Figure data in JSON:
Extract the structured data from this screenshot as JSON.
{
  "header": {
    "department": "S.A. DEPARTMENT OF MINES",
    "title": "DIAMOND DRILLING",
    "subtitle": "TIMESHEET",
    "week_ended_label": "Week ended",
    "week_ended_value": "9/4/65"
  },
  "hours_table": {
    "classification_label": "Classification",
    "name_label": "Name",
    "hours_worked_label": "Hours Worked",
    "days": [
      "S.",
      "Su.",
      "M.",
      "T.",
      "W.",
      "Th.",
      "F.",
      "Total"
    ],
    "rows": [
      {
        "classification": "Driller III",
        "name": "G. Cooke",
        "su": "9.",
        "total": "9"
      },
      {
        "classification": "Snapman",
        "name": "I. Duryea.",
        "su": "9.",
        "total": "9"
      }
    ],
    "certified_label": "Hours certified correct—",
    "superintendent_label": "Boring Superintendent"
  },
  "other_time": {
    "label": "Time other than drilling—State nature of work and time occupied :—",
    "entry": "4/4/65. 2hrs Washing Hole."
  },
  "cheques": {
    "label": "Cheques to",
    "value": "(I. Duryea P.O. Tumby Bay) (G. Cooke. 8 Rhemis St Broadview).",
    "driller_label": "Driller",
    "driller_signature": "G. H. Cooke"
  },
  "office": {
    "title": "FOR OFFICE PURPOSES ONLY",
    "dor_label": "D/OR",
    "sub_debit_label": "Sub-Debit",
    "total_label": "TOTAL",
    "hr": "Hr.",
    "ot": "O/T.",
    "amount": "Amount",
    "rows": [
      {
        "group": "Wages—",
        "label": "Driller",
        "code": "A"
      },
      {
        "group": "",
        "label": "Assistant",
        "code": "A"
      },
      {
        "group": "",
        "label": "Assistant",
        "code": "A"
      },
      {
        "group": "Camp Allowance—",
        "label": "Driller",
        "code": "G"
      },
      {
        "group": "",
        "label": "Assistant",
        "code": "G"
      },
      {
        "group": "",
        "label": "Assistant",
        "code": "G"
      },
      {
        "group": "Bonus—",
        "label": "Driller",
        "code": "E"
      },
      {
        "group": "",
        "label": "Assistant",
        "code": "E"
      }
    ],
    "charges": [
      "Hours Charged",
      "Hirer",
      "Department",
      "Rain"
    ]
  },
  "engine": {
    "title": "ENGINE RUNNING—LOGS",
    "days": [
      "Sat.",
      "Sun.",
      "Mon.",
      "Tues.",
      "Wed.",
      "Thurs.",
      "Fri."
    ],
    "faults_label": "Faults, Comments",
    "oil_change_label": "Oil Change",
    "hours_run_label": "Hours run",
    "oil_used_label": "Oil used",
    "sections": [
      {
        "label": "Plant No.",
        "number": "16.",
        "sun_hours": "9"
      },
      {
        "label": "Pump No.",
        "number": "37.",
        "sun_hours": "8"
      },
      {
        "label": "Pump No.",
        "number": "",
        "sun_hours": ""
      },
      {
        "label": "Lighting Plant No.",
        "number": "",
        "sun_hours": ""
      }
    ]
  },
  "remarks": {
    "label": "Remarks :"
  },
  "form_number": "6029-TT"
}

→ WHAT YOU ARE ASKED TO DO: Each record should come back exactly as written.

→ ANSWER TO THE PROBLEM:
Extract the structured data from this screenshot as JSON.
{
  "header": {
    "department": "S.A. DEPARTMENT OF MINES",
    "title": "DIAMOND DRILLING",
    "subtitle": "TIMESHEET",
    "week_ended_label": "Week ended",
    "week_ended_value": "9/4/65"
  },
  "hours_table": {
    "classification_label": "Classification",
    "name_label": "Name",
    "hours_worked_label": "Hours Worked",
    "days": [
      "S.",
      "Su.",
      "M.",
      "T.",
      "W.",
      "Th.",
      "F.",
      "Total"
    ],
    "rows": [
      {
        "classification": "Driller III",
        "name": "G. Cooke",
        "su": "9.",
        "total": "9"
      },
      {
        "classification": "Snapman",
        "name": "I. Duryea.",
        "su": "9.",
        "total": "9"
      }
    ],
    "certified_label": "Hours certified correct—",
    "superintendent_label": "Boring Superintendent"
  },
  "other_time": {
    "label": "Time other than drilling—State nature of work and time occupied :—",
    "entry": "4/4/65. 2hrs Washing Hole."
  },
  "cheques": {
    "label": "Cheques to",
    "value": "(I. Duryea P.O. Tumby Bay) (G. Cooke. 8 Rhemis St Broadview).",
    "driller_label": "Driller",
    "driller_signature": "G. H. Cooke"
  },
  "office": {
    "title": "FOR OFFICE PURPOSES ONLY",
    "dor_label": "D/OR",
    "sub_debit_label": "Sub-Debit",
    "total_label": "TOTAL",
    "hr": "Hr.",
    "ot": "O/T.",
    "amount": "Amount",
    "rows": [
      {
        "group": "Wages—",
        "label": "Driller",
        "code": "A"
      },
      {
        "group": "",
        "label": "Assistant",
        "code": "A"
      },
      {
        "group": "",
        "label": "Assistant",
        "code": "A"
      },
      {
        "group": "Camp Allowance—",
        "label": "Driller",
        "code": "G"
      },
      {
        "group": "",
        "label": "Assistant",
        "code": "G"
      },
      {
        "group": "",
        "label": "Assistant",
        "code": "G"
      },
      {
        "group": "Bonus—",
        "label": "Driller",
        "code": "E"
      },
      {
        "group": "",
        "label": "Assistant",
        "code": "E"
      }
    ],
    "charges": [
      "Hours Charged",
      "Hirer",
      "Department",
      "Rain"
    ]
  },
  "engine": {
    "title": "ENGINE RUNNING—LOGS",
    "days": [
      "Sat.",
      "Sun.",
      "Mon.",
      "Tues.",
      "Wed.",
      "Thurs.",
      "Fri."
    ],
    "faults_label": "Faults, Comments",
    "oil_change_label": "Oil Change",
    "hours_run_label": "Hours run",
    "oil_used_label": "Oil used",
    "sections": [
      {
        "label": "Plant No.",
        "number": "16.",
        "sun_hours": "9"
      },
      {
        "label": "Pump No.",
        "number": "37.",
        "sun_hours": "8"
      },
      {
        "label": "Pump No.",
        "number": "",
        "sun_hours": ""
      },
      {
        "label": "Lighting Plant No.",
        "number": "",
        "sun_hours": ""
      }
    ]
  },
  "remarks": {
    "label": "Remarks :"
  },
  "form_number": "6029-TT"
}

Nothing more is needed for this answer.